_What is needed_. How many lines hold the string "color"? Reply with the number alone.

_Source records_.
* START *
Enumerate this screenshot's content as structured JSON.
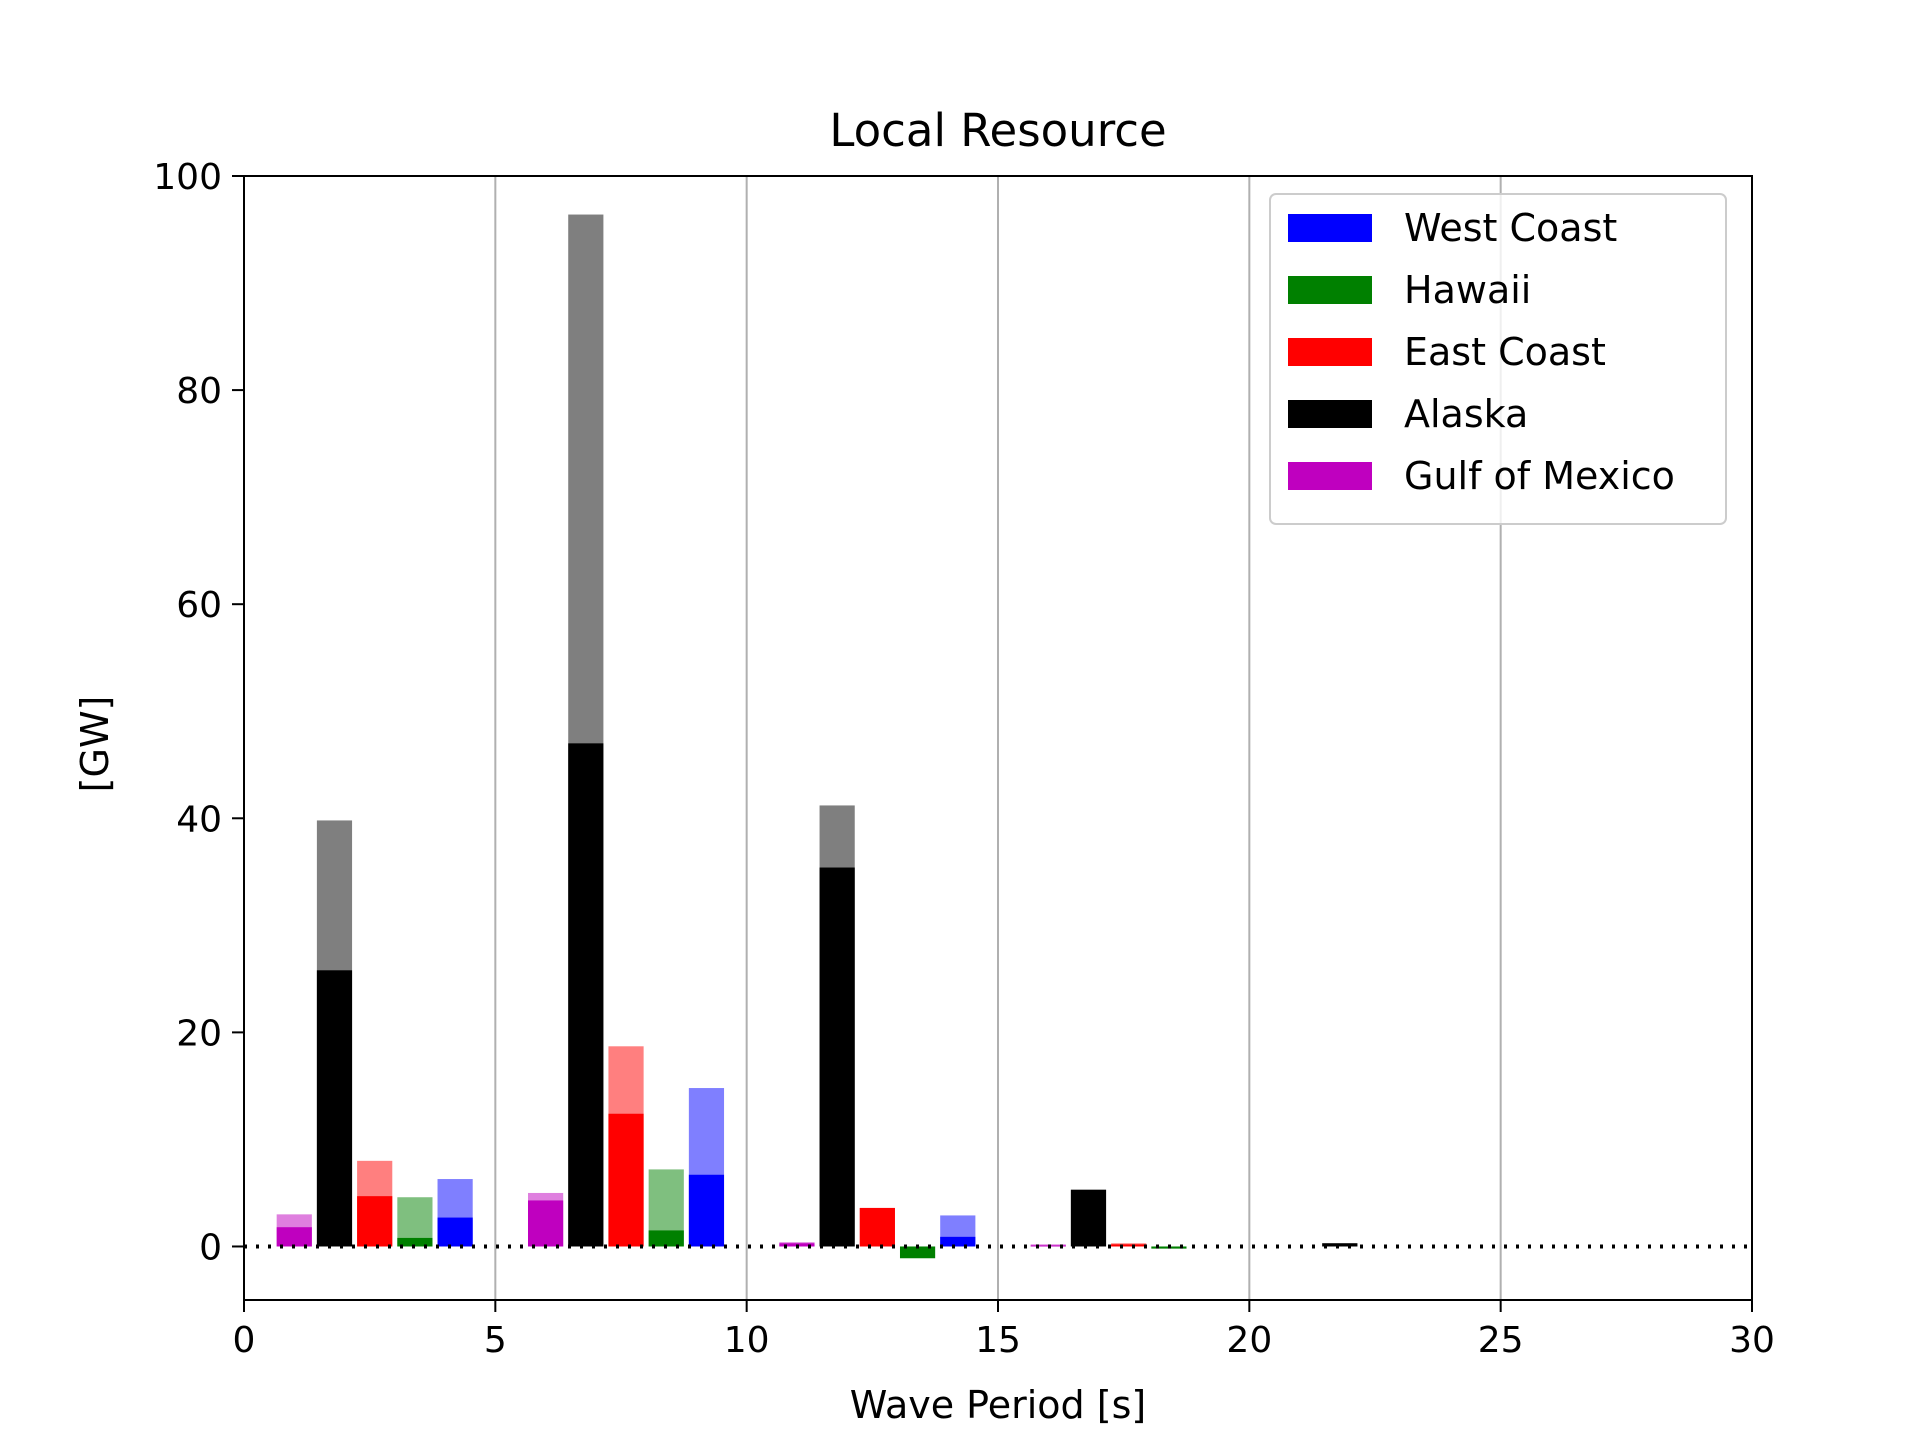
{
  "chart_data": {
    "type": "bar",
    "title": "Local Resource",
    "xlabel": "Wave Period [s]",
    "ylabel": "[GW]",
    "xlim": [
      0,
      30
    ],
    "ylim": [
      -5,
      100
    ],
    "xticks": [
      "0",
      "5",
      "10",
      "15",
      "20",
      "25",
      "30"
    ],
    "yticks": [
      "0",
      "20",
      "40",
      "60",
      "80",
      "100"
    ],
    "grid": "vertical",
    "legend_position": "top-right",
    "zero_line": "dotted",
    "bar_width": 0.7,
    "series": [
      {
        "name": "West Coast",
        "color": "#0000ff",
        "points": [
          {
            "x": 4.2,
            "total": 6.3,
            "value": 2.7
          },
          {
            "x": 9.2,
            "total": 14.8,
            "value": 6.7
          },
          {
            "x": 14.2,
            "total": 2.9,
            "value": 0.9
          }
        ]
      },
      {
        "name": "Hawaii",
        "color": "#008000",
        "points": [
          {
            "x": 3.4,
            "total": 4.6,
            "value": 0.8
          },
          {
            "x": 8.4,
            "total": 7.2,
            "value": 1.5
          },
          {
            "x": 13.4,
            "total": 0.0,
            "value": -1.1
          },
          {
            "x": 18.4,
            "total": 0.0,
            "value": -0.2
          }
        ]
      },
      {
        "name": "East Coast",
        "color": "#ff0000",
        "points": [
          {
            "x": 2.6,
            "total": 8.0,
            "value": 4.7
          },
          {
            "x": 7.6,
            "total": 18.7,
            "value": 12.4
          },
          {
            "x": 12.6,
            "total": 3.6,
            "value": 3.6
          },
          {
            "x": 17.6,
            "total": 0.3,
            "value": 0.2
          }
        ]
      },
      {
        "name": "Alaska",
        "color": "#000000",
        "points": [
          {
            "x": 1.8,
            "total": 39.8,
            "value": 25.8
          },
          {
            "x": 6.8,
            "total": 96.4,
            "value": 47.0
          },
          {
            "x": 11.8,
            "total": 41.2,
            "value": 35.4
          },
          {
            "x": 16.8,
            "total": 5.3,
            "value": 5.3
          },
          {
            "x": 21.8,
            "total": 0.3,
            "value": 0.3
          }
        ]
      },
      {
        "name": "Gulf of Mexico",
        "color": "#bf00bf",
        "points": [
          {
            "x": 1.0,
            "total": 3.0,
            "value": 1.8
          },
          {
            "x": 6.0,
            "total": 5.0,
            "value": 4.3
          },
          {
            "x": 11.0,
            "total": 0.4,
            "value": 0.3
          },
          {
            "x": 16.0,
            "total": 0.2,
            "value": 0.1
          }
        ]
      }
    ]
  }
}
* END *
_Worked answer_. 5